Problem details =>
Every line of the entries that holds the word "swatch" is to be copied.

(Document layout analysis data)
┄┄┄┄┄┄┄┄┄┄┄┄┄┄┄┄┄┄┄┄
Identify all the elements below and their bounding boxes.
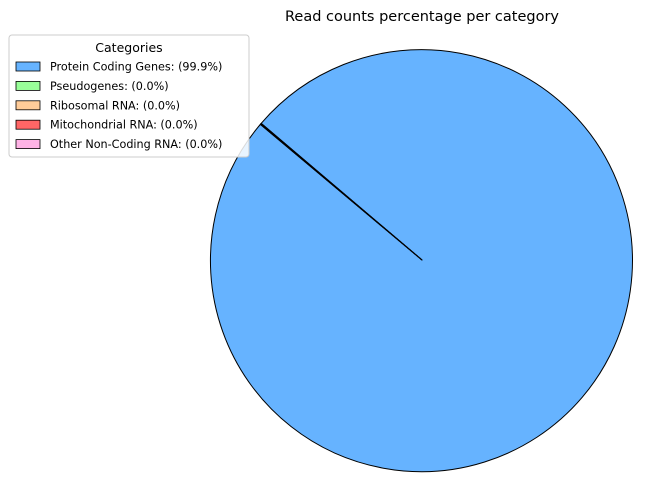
legend-swatch xyxy=(15,119,41,130)
legend-swatch xyxy=(15,139,41,150)
legend-label: Mitochondrial RNA: (0.0%) xyxy=(50,119,198,132)
pie-slice-other-non-coding-rna xyxy=(259,123,423,261)
legend-title: Categories xyxy=(95,40,162,55)
legend: Categories Protein Coding Genes: (99.9%)… xyxy=(8,34,250,158)
legend-swatch xyxy=(15,61,41,72)
legend-label: Pseudogenes: (0.0%) xyxy=(50,80,169,93)
legend-label: Other Non-Coding RNA: (0.0%) xyxy=(50,138,222,151)
legend-swatch xyxy=(15,100,41,111)
legend-label: Ribosomal RNA: (0.0%) xyxy=(50,99,180,112)
pie-slice-protein-coding-genes xyxy=(209,49,633,473)
chart-title: Read counts percentage per category xyxy=(285,9,559,25)
legend-label: Protein Coding Genes: (99.9%) xyxy=(50,61,222,74)
legend-items: Protein Coding Genes: (99.9%) Pseudogenes… xyxy=(15,61,222,151)
pie-slices xyxy=(209,49,633,473)
legend-frame xyxy=(8,34,250,158)
legend-swatch xyxy=(15,81,41,91)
┄┄┄┄┄┄┄┄┄┄┄┄┄┄┄┄┄┄┄┄
Response to the task =>
legend-swatch xyxy=(15,119,41,130)
legend-swatch xyxy=(15,139,41,150)
legend-swatch xyxy=(15,61,41,72)
legend-swatch xyxy=(15,100,41,111)
legend-swatch xyxy=(15,81,41,91)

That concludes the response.